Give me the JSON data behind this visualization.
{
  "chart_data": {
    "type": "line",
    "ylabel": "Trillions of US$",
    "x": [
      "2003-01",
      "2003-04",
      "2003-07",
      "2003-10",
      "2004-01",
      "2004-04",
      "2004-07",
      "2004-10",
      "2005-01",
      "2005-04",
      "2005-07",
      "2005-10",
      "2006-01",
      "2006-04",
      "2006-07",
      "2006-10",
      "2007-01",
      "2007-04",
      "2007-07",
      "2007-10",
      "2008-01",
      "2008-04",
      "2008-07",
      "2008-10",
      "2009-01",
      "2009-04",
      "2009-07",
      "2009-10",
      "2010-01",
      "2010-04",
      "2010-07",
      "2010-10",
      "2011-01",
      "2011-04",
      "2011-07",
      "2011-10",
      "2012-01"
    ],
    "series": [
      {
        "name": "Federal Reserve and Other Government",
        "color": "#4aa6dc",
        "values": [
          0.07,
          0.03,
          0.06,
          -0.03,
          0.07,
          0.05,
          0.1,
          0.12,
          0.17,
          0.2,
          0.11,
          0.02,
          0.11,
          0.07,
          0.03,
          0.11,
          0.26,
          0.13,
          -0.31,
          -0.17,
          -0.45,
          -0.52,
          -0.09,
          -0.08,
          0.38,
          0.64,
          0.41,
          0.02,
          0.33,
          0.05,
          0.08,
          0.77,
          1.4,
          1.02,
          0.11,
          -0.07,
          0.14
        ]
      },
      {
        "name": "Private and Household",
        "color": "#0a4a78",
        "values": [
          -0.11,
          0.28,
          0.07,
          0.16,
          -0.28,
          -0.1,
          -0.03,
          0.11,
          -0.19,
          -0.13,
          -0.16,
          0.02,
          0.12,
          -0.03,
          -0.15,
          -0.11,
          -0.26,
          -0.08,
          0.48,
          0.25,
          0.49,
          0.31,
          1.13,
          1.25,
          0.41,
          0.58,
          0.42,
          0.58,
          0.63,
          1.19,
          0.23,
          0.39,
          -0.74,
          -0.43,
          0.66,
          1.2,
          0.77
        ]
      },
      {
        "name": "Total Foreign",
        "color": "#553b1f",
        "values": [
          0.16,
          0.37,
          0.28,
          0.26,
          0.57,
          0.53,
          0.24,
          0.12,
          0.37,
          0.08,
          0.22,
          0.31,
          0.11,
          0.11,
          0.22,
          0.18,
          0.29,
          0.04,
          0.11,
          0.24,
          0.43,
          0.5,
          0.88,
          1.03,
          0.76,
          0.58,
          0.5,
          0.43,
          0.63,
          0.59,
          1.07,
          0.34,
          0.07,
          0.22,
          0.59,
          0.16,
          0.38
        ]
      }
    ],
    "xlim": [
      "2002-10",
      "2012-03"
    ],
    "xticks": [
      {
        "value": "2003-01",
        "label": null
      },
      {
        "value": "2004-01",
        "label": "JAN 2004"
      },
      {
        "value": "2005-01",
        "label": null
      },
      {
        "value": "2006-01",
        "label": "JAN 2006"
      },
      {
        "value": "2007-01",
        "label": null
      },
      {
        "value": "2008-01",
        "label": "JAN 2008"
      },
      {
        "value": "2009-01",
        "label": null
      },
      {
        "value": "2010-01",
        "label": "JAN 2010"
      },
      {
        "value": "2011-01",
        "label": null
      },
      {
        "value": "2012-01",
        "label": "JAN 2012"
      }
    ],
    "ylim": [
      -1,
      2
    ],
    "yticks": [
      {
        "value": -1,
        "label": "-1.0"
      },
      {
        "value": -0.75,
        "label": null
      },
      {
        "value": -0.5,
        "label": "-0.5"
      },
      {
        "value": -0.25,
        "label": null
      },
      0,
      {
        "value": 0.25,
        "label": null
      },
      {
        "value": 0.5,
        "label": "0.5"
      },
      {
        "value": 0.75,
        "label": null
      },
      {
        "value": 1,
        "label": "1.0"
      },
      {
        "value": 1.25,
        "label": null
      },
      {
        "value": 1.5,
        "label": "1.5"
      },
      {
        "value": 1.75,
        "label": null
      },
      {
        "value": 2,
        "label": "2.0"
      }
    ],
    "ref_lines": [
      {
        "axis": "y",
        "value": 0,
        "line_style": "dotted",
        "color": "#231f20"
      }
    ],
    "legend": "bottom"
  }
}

##############################

*Problem requirements:*
Pull out every line of the records that includes the string "color".

*Reply to the exercise:*
        "color": "#4aa6dc",
        "color": "#0a4a78",
        "color": "#553b1f",
        "color": "#231f20"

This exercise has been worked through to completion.